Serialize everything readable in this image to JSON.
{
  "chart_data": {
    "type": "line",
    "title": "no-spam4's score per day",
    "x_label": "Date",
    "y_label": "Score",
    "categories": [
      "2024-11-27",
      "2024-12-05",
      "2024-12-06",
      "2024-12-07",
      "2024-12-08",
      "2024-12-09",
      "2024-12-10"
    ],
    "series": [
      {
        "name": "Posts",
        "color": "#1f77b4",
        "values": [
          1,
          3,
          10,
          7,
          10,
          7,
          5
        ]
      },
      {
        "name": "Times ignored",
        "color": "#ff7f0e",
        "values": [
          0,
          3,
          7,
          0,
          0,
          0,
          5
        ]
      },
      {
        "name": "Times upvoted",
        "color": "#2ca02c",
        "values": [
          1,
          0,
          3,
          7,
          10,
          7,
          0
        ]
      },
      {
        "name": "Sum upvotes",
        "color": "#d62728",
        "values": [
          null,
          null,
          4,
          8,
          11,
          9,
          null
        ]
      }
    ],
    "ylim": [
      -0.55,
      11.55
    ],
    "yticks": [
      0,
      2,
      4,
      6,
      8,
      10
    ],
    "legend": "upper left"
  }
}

++++++++++++++++++++

◆ Aim of the task: Copy out the whole listing exactly as written.

◆ Exercise answer:
Serialize everything readable in this image to JSON.
{
  "chart_data": {
    "type": "line",
    "title": "no-spam4's score per day",
    "x_label": "Date",
    "y_label": "Score",
    "categories": [
      "2024-11-27",
      "2024-12-05",
      "2024-12-06",
      "2024-12-07",
      "2024-12-08",
      "2024-12-09",
      "2024-12-10"
    ],
    "series": [
      {
        "name": "Posts",
        "color": "#1f77b4",
        "values": [
          1,
          3,
          10,
          7,
          10,
          7,
          5
        ]
      },
      {
        "name": "Times ignored",
        "color": "#ff7f0e",
        "values": [
          0,
          3,
          7,
          0,
          0,
          0,
          5
        ]
      },
      {
        "name": "Times upvoted",
        "color": "#2ca02c",
        "values": [
          1,
          0,
          3,
          7,
          10,
          7,
          0
        ]
      },
      {
        "name": "Sum upvotes",
        "color": "#d62728",
        "values": [
          null,
          null,
          4,
          8,
          11,
          9,
          null
        ]
      }
    ],
    "ylim": [
      -0.55,
      11.55
    ],
    "yticks": [
      0,
      2,
      4,
      6,
      8,
      10
    ],
    "legend": "upper left"
  }
}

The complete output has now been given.